Work through the data below line by line and say how many lines hold "Application"; give only the number.

- **Supplied records**
--- Begin ---
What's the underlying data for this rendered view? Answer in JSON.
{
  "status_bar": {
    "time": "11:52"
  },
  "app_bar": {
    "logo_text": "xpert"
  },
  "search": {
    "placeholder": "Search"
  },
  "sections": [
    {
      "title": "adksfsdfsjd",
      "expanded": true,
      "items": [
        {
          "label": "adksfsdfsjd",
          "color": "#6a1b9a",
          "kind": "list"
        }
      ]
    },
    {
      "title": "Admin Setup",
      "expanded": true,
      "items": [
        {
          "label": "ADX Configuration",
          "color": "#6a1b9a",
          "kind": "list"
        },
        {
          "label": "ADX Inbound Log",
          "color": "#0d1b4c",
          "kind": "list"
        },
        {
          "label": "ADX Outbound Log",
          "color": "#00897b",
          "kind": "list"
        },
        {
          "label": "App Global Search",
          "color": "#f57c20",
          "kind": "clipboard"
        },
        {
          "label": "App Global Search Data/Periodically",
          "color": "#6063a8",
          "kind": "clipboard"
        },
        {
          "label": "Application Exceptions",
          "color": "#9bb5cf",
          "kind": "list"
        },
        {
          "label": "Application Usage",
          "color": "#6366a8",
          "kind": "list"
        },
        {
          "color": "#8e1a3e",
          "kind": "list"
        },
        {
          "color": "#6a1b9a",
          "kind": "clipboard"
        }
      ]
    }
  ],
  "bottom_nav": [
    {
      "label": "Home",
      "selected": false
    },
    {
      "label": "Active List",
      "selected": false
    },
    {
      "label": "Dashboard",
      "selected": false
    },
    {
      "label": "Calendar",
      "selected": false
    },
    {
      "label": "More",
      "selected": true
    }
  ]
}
--- End ---
- **The result**
2